::: Entries

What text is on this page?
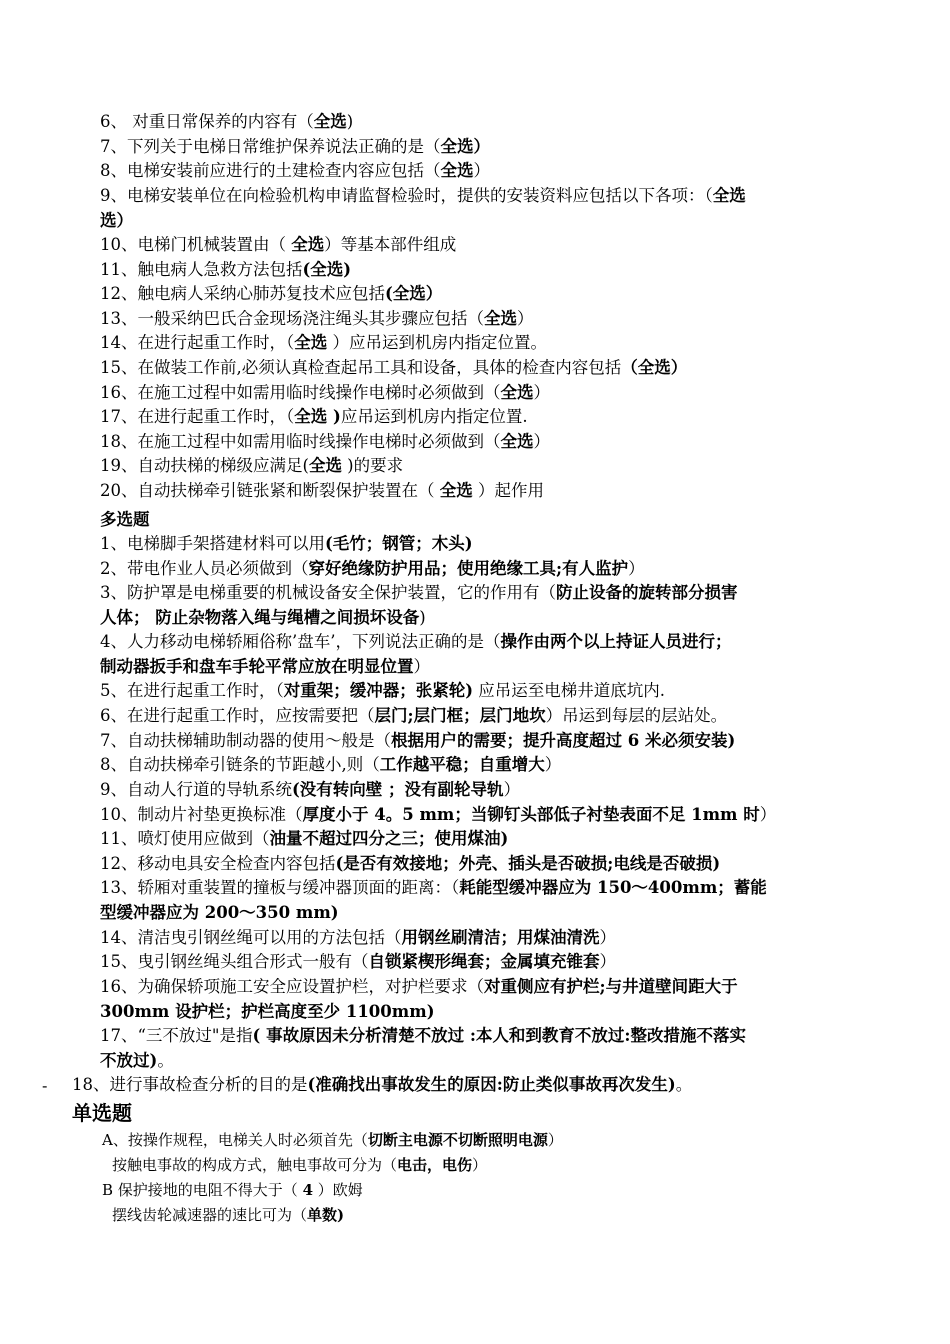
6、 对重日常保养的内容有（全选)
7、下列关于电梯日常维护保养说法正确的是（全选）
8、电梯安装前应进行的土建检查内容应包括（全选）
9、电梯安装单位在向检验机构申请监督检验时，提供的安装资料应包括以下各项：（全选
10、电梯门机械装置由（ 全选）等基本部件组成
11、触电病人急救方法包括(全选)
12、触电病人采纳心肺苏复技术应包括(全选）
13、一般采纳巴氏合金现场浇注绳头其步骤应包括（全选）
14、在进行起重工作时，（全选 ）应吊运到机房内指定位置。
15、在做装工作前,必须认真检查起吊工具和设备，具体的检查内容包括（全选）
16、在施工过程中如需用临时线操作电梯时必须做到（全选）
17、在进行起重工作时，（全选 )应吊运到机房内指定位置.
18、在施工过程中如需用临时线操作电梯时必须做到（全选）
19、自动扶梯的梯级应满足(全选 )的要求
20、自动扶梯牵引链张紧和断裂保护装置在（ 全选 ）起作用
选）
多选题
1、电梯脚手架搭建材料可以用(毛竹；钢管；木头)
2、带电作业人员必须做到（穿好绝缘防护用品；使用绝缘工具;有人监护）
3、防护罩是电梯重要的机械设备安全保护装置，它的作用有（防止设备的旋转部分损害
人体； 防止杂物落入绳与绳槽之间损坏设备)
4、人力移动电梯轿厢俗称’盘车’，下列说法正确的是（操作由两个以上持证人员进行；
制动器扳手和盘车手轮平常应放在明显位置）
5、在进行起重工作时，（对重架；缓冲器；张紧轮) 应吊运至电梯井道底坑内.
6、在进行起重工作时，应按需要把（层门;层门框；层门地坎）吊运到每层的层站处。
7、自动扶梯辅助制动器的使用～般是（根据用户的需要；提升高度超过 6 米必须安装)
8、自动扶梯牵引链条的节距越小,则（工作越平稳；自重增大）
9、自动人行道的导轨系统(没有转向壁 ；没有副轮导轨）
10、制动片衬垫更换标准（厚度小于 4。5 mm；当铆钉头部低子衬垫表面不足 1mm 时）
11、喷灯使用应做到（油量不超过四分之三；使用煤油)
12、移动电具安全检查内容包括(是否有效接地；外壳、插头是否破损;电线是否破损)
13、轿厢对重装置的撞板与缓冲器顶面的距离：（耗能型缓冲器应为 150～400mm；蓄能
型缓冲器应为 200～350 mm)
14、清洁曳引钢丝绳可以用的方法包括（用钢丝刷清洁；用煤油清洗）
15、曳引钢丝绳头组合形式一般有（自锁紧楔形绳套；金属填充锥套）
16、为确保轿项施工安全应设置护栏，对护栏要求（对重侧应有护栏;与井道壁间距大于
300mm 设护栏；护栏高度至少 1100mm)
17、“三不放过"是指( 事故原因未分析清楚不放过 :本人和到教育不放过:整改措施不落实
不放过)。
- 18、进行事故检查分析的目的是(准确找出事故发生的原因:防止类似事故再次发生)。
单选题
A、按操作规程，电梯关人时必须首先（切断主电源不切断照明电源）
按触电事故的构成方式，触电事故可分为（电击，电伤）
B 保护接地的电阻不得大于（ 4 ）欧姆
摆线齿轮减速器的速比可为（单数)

::::::

■ **What this task involves**:
Search the entries for the word "在施工过程中如需用临时线操作电梯时必须做到" and copy every line that has it.

■ **Solution below**:
16、在施工过程中如需用临时线操作电梯时必须做到（全选）
18、在施工过程中如需用临时线操作电梯时必须做到（全选）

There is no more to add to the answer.